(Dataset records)
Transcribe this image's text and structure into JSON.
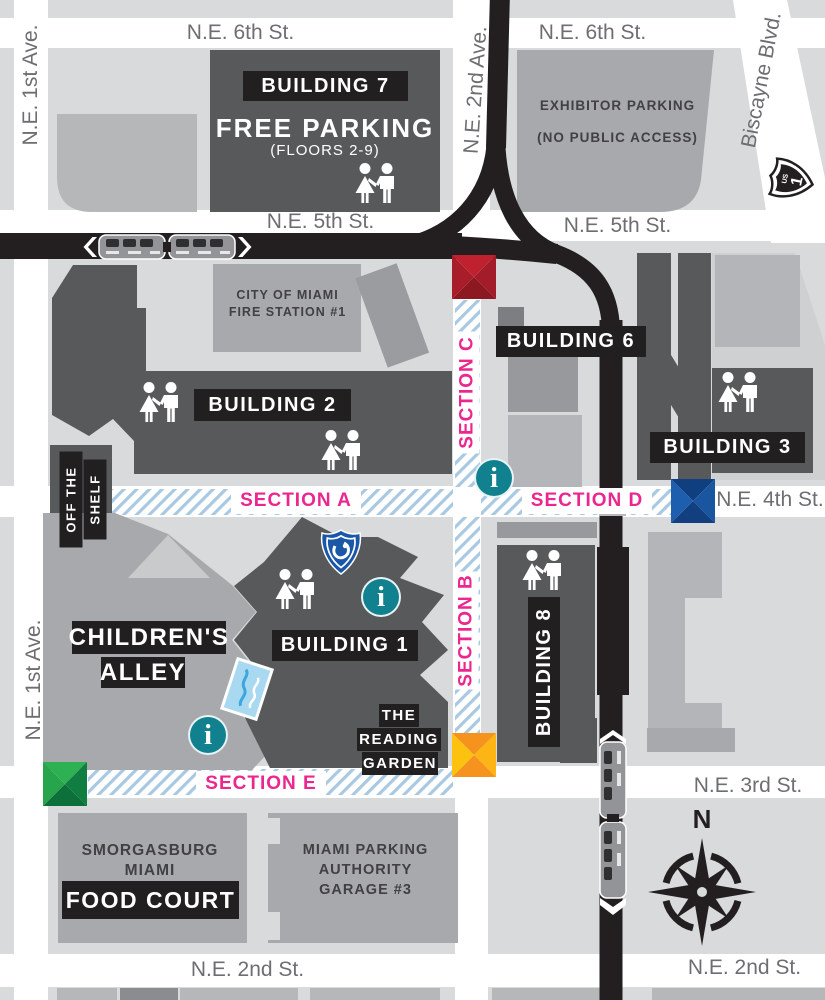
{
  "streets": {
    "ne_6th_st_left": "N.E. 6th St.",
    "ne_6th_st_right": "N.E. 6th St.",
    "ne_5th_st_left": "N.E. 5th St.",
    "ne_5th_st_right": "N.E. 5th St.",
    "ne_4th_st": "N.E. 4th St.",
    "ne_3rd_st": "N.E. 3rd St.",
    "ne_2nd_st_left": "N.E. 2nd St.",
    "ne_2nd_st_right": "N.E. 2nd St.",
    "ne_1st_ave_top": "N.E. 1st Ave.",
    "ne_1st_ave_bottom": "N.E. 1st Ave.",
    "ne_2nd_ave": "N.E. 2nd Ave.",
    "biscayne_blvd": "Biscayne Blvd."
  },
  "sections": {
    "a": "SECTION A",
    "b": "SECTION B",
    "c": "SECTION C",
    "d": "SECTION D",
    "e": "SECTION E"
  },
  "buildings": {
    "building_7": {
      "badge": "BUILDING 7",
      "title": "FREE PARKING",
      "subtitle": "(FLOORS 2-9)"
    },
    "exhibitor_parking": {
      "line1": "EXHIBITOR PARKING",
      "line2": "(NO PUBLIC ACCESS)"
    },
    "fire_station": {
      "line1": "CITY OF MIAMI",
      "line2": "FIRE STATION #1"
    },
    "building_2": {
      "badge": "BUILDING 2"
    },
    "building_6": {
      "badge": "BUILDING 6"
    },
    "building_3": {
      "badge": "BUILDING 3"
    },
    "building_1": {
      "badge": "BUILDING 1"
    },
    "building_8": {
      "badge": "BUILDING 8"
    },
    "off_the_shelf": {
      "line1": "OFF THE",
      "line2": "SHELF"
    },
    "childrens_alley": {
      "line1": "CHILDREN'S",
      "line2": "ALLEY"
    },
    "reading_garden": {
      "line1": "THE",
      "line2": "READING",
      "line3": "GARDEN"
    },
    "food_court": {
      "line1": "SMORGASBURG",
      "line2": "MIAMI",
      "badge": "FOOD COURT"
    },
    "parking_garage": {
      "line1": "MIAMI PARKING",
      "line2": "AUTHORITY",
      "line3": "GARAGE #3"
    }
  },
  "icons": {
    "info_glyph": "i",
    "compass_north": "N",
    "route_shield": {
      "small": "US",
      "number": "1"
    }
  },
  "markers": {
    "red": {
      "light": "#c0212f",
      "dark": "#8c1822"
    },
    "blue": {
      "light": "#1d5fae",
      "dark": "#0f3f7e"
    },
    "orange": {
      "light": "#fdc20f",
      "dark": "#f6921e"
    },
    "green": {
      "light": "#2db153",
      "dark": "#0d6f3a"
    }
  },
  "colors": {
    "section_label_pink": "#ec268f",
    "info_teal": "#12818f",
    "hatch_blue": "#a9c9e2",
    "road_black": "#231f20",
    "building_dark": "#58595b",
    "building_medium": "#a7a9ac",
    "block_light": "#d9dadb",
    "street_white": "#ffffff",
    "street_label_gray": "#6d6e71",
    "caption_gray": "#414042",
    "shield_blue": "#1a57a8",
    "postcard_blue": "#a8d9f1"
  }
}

→ What you will do:
Copy everything in the records above except the pictures, exactly as written.

→ Problem solution:
Transcribe this image's text and structure into JSON.
{
  "streets": {
    "ne_6th_st_left": "N.E. 6th St.",
    "ne_6th_st_right": "N.E. 6th St.",
    "ne_5th_st_left": "N.E. 5th St.",
    "ne_5th_st_right": "N.E. 5th St.",
    "ne_4th_st": "N.E. 4th St.",
    "ne_3rd_st": "N.E. 3rd St.",
    "ne_2nd_st_left": "N.E. 2nd St.",
    "ne_2nd_st_right": "N.E. 2nd St.",
    "ne_1st_ave_top": "N.E. 1st Ave.",
    "ne_1st_ave_bottom": "N.E. 1st Ave.",
    "ne_2nd_ave": "N.E. 2nd Ave.",
    "biscayne_blvd": "Biscayne Blvd."
  },
  "sections": {
    "a": "SECTION A",
    "b": "SECTION B",
    "c": "SECTION C",
    "d": "SECTION D",
    "e": "SECTION E"
  },
  "buildings": {
    "building_7": {
      "badge": "BUILDING 7",
      "title": "FREE PARKING",
      "subtitle": "(FLOORS 2-9)"
    },
    "exhibitor_parking": {
      "line1": "EXHIBITOR PARKING",
      "line2": "(NO PUBLIC ACCESS)"
    },
    "fire_station": {
      "line1": "CITY OF MIAMI",
      "line2": "FIRE STATION #1"
    },
    "building_2": {
      "badge": "BUILDING 2"
    },
    "building_6": {
      "badge": "BUILDING 6"
    },
    "building_3": {
      "badge": "BUILDING 3"
    },
    "building_1": {
      "badge": "BUILDING 1"
    },
    "building_8": {
      "badge": "BUILDING 8"
    },
    "off_the_shelf": {
      "line1": "OFF THE",
      "line2": "SHELF"
    },
    "childrens_alley": {
      "line1": "CHILDREN'S",
      "line2": "ALLEY"
    },
    "reading_garden": {
      "line1": "THE",
      "line2": "READING",
      "line3": "GARDEN"
    },
    "food_court": {
      "line1": "SMORGASBURG",
      "line2": "MIAMI",
      "badge": "FOOD COURT"
    },
    "parking_garage": {
      "line1": "MIAMI PARKING",
      "line2": "AUTHORITY",
      "line3": "GARAGE #3"
    }
  },
  "icons": {
    "info_glyph": "i",
    "compass_north": "N",
    "route_shield": {
      "small": "US",
      "number": "1"
    }
  },
  "markers": {
    "red": {
      "light": "#c0212f",
      "dark": "#8c1822"
    },
    "blue": {
      "light": "#1d5fae",
      "dark": "#0f3f7e"
    },
    "orange": {
      "light": "#fdc20f",
      "dark": "#f6921e"
    },
    "green": {
      "light": "#2db153",
      "dark": "#0d6f3a"
    }
  },
  "colors": {
    "section_label_pink": "#ec268f",
    "info_teal": "#12818f",
    "hatch_blue": "#a9c9e2",
    "road_black": "#231f20",
    "building_dark": "#58595b",
    "building_medium": "#a7a9ac",
    "block_light": "#d9dadb",
    "street_white": "#ffffff",
    "street_label_gray": "#6d6e71",
    "caption_gray": "#414042",
    "shield_blue": "#1a57a8",
    "postcard_blue": "#a8d9f1"
  }
}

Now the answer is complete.